**Data to process:**
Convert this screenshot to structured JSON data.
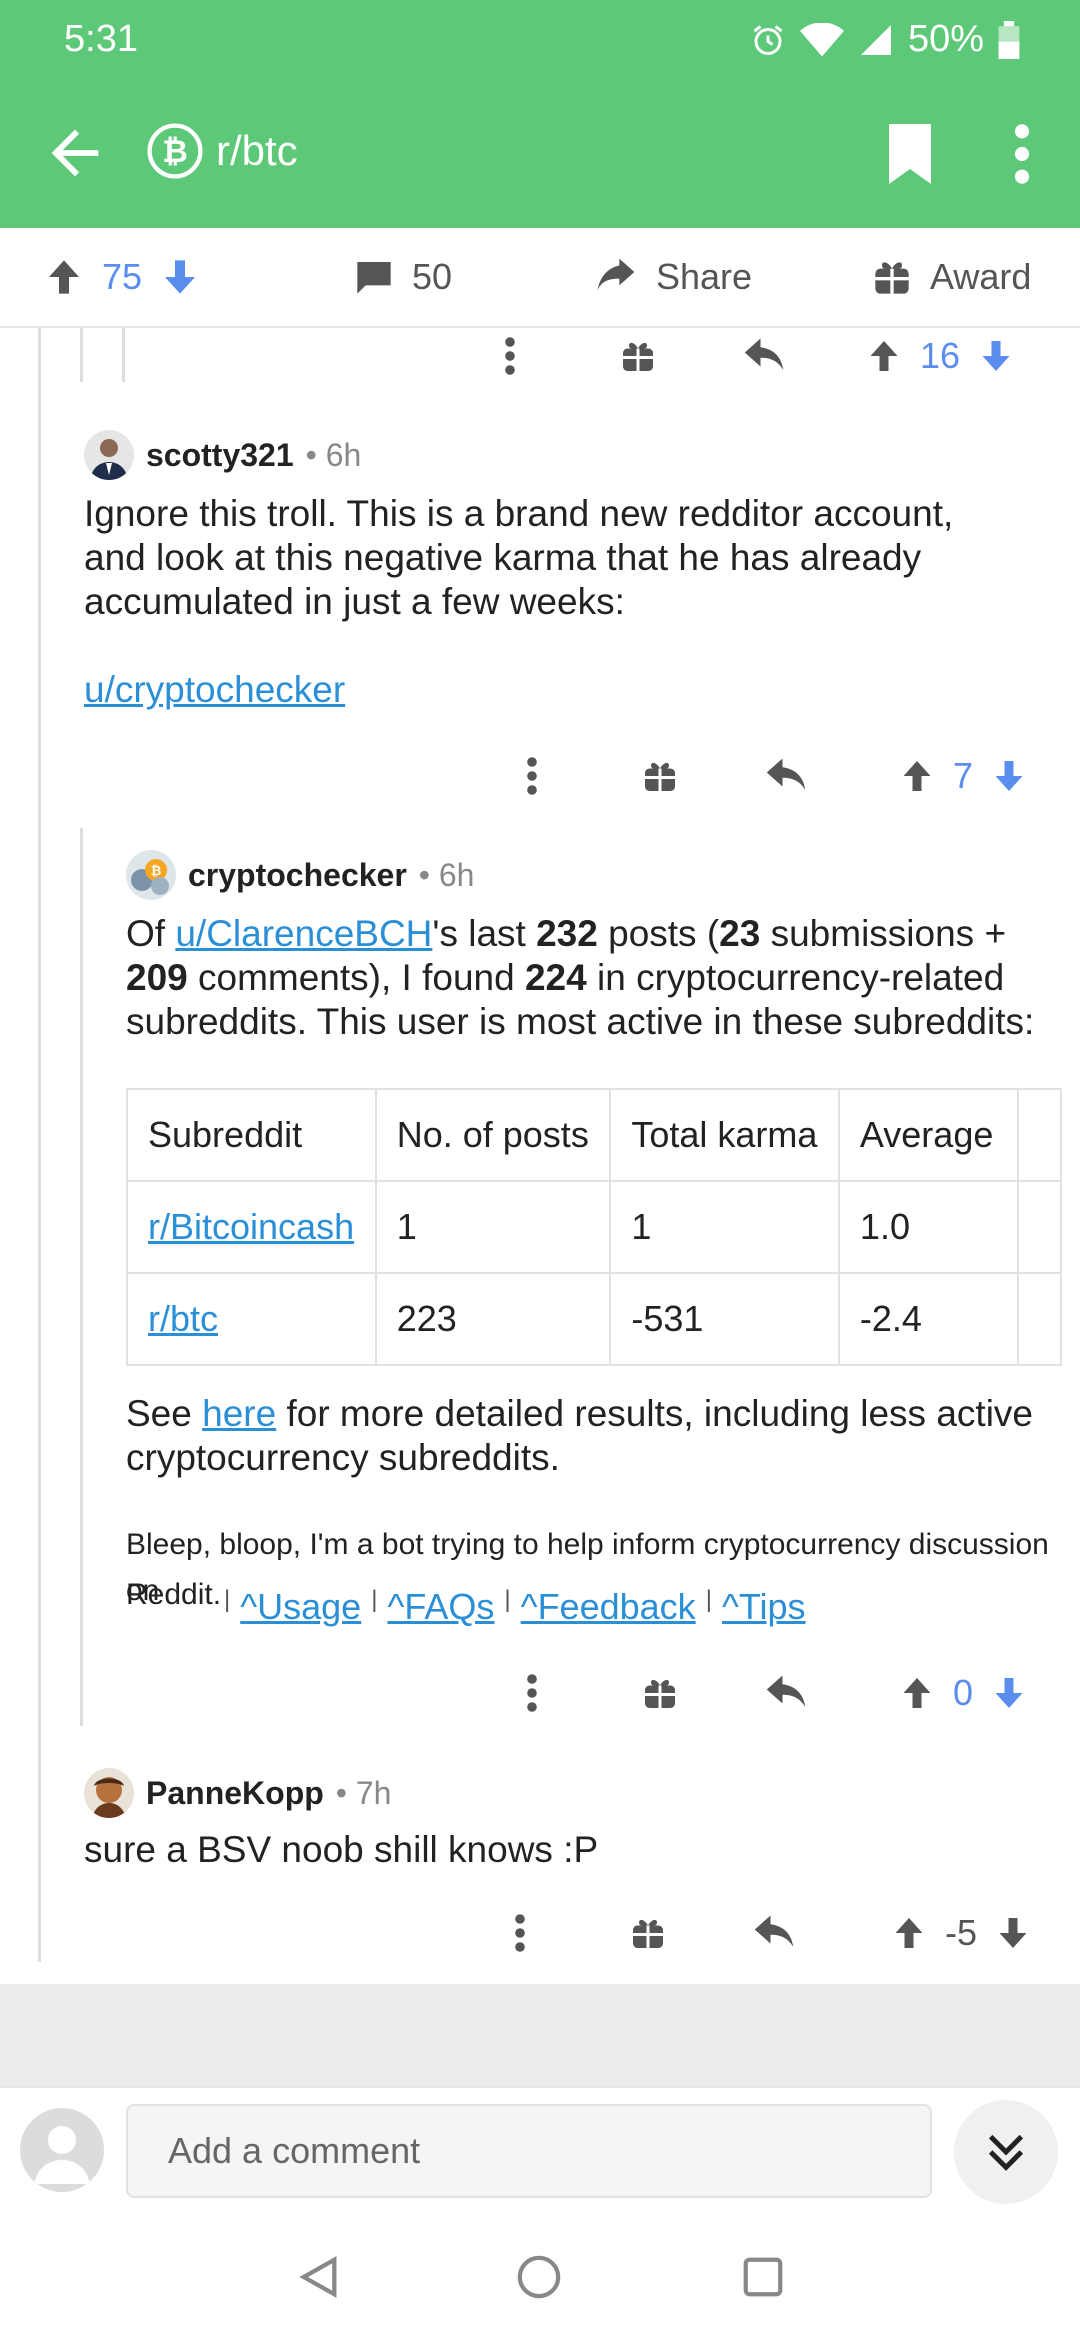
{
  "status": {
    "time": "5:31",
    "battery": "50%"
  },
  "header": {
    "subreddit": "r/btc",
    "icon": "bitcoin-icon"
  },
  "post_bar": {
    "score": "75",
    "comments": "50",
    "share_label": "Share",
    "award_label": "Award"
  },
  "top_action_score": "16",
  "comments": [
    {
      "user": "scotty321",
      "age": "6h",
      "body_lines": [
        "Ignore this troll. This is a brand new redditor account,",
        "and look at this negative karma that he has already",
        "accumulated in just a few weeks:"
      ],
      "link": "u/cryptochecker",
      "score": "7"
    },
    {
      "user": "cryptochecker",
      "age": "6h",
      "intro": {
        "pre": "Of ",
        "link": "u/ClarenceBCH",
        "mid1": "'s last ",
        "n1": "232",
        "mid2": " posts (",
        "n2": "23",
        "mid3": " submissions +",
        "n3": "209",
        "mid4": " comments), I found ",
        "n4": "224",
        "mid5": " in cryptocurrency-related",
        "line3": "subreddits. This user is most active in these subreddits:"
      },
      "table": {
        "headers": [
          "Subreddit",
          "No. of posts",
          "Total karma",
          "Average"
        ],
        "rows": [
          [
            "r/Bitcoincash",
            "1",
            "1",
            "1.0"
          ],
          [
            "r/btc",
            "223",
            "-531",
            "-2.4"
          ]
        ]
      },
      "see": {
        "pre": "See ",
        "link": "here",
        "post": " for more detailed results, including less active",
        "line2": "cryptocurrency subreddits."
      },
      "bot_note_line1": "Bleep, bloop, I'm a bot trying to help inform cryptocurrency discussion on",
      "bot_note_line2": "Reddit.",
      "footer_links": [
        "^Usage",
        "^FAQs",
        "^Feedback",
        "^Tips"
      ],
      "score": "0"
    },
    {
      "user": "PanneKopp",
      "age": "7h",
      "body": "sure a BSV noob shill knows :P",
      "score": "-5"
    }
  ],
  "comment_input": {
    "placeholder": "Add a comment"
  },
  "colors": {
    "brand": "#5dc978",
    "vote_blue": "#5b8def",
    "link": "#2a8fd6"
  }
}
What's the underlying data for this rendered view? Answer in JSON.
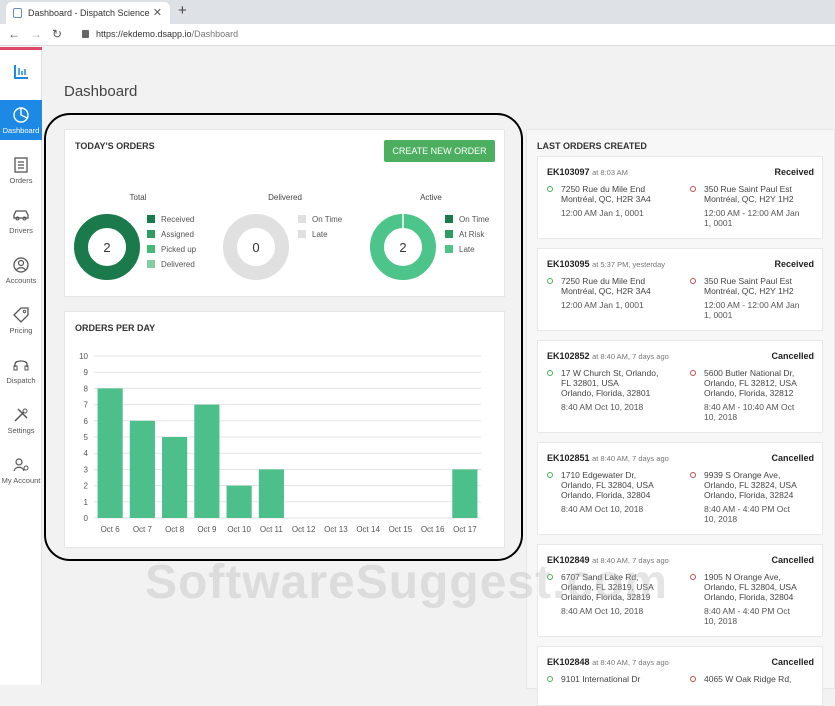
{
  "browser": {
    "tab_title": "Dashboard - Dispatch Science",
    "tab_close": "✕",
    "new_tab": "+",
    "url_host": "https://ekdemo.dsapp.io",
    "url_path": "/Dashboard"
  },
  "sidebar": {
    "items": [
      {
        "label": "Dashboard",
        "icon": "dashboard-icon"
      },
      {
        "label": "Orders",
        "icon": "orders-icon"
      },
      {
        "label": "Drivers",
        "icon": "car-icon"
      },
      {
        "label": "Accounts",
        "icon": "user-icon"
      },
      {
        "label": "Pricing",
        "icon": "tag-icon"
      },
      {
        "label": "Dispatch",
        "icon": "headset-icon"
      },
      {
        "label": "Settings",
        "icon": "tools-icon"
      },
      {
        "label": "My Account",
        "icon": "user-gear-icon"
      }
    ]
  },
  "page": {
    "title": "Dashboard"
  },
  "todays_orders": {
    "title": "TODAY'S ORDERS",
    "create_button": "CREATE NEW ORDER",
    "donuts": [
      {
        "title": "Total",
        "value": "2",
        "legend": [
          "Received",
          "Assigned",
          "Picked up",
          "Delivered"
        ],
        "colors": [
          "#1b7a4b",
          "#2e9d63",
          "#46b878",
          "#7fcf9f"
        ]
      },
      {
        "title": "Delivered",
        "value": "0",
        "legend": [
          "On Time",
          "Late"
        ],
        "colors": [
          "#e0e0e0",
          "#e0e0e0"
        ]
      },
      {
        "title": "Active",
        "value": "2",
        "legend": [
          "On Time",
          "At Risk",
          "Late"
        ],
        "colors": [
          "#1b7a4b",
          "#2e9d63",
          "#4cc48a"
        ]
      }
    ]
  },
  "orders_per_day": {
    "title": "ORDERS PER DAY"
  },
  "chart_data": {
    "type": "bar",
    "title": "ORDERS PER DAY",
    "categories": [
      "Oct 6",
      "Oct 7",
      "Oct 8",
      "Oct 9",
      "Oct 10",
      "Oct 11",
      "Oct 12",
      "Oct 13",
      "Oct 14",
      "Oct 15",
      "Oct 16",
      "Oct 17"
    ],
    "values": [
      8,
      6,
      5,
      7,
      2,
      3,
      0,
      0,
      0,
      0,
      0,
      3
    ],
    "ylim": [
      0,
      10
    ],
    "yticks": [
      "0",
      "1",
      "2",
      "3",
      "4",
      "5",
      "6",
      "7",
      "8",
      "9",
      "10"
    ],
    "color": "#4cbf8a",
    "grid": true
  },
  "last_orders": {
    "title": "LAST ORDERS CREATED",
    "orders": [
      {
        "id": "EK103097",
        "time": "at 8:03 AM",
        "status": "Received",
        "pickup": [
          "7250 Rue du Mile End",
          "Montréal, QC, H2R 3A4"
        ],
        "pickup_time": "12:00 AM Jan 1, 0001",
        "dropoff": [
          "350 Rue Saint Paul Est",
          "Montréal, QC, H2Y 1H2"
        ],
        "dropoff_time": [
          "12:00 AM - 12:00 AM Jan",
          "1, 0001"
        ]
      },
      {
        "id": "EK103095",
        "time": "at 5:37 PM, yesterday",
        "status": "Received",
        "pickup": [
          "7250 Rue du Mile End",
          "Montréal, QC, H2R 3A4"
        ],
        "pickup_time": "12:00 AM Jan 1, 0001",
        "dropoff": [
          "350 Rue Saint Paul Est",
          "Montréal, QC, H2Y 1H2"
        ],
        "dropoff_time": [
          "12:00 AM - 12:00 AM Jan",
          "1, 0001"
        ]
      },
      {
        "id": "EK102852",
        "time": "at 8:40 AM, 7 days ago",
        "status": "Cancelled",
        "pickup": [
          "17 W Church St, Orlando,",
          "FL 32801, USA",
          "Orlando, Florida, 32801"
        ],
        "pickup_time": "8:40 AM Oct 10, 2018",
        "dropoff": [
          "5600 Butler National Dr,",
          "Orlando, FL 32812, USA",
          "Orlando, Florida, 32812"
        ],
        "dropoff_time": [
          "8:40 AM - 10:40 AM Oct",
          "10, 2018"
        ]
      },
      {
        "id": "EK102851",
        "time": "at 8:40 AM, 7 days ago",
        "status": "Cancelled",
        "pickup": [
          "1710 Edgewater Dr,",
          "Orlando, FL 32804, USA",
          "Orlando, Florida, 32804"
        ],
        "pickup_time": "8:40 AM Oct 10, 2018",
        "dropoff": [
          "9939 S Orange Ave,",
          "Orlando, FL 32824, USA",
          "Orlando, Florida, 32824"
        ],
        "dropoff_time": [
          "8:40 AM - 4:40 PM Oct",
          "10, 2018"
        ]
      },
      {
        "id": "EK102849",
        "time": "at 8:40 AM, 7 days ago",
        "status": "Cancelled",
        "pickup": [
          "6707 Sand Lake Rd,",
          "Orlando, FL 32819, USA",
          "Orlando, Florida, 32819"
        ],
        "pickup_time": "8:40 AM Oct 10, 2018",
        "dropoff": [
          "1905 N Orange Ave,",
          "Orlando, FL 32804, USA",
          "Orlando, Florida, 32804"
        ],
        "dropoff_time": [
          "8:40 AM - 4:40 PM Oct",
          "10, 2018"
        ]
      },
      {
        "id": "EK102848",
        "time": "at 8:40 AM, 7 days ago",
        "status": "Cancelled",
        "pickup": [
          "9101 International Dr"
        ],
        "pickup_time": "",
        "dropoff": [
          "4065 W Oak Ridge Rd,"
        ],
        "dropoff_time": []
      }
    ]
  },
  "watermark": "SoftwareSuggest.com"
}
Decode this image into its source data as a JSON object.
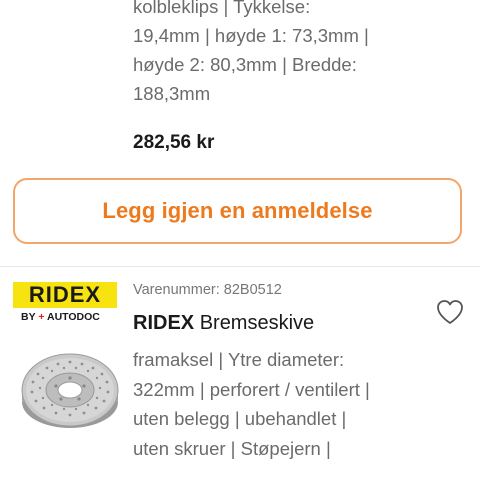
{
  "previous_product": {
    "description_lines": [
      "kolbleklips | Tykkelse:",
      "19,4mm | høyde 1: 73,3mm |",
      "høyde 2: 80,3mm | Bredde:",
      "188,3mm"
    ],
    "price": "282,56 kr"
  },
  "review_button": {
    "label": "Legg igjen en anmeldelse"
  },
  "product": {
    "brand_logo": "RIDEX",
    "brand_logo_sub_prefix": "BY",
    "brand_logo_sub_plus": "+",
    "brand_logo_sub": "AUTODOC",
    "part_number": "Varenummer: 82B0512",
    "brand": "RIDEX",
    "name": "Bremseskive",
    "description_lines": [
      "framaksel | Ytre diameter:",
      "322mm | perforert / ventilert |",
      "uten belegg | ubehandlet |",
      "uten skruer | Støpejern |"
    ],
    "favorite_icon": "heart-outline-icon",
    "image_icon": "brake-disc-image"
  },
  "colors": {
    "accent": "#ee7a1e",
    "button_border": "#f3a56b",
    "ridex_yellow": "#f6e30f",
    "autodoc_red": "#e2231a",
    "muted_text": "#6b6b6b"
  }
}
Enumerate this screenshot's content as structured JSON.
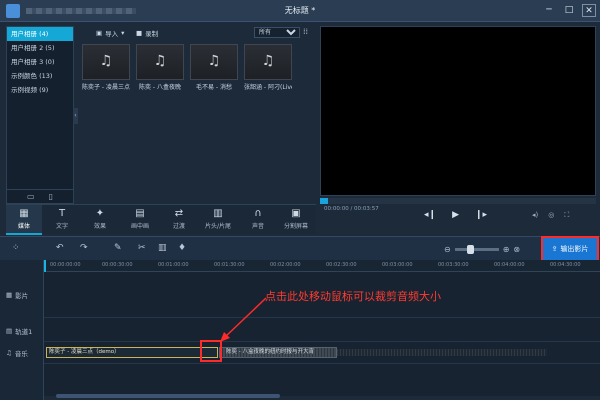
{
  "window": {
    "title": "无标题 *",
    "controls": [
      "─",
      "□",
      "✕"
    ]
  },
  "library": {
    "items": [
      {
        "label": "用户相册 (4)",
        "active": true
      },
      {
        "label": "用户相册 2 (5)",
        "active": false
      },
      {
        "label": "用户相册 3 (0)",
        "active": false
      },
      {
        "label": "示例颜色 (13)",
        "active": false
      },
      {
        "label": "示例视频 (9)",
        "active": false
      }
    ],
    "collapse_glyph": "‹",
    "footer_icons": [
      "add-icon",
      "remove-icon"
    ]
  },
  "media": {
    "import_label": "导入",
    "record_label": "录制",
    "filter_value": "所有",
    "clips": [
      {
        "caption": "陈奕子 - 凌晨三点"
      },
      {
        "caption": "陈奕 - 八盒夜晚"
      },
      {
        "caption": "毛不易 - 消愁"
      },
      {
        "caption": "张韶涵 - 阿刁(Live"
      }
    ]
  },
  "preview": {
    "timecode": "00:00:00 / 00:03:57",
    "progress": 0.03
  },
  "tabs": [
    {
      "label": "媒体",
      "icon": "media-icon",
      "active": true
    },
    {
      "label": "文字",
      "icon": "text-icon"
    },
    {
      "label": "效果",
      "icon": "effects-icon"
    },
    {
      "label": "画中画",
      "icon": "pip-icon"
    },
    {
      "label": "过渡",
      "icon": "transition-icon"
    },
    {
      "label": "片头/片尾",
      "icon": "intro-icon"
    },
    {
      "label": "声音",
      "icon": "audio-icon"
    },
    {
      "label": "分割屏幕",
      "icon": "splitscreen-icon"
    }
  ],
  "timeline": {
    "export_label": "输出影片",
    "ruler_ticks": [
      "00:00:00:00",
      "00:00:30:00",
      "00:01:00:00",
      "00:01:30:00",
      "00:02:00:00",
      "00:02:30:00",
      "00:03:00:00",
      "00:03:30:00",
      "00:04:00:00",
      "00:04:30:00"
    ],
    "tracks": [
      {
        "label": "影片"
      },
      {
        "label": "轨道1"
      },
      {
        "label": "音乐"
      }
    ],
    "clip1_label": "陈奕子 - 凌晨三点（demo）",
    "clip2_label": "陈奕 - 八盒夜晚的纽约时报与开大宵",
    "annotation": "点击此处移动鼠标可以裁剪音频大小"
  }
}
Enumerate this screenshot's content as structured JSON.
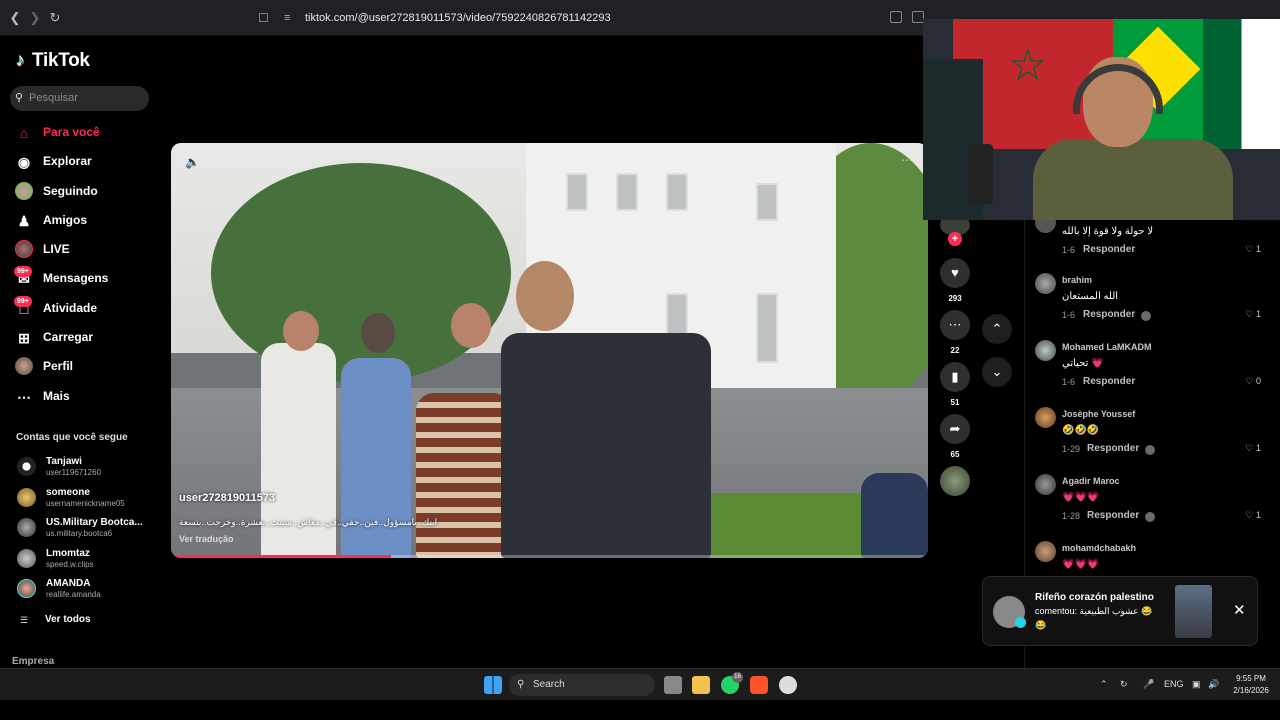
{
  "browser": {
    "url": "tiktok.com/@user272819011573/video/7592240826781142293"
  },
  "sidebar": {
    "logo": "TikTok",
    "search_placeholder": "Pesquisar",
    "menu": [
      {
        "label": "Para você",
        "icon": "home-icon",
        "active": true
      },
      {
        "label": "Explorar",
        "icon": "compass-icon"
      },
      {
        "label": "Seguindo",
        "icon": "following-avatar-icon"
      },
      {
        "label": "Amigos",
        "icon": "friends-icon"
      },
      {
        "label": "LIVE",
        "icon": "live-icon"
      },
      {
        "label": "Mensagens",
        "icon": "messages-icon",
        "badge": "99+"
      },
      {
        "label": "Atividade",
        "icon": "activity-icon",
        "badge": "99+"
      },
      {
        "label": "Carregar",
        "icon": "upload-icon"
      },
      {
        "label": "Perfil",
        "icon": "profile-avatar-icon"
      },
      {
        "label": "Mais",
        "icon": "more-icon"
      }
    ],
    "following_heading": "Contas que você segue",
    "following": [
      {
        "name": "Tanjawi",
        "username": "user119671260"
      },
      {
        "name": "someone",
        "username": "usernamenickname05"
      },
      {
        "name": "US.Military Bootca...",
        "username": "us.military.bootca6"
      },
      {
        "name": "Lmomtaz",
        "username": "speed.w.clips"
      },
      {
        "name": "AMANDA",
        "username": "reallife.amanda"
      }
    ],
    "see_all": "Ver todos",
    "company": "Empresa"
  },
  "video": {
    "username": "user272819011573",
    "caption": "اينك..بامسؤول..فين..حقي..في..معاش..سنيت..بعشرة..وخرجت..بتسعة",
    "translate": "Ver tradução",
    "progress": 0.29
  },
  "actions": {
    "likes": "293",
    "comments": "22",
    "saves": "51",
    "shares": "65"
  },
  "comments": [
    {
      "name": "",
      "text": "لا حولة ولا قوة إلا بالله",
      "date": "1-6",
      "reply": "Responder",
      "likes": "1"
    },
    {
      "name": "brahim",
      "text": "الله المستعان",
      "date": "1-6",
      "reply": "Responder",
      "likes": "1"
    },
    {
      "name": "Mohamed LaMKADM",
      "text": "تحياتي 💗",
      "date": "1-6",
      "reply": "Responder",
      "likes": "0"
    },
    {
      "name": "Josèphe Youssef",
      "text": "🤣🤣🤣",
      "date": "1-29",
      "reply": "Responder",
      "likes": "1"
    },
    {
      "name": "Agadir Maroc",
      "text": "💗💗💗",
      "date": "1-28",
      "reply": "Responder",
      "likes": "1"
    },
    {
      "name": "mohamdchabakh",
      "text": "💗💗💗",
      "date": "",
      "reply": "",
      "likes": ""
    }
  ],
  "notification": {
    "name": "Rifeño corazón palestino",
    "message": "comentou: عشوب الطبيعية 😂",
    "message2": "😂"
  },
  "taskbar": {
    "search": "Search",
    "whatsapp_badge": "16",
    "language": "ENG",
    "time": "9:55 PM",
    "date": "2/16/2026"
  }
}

**Short task:**
Lines holding the word "cryptocurrency" in the entries above are the ones to pull out. Copy them all.

**Right answer:**
        "mid5": " in cryptocurrency-related",
        "line2": "cryptocurrency subreddits."
      "bot_note_line1": "Bleep, bloop, I'm a bot trying to help inform cryptocurrency discussion on",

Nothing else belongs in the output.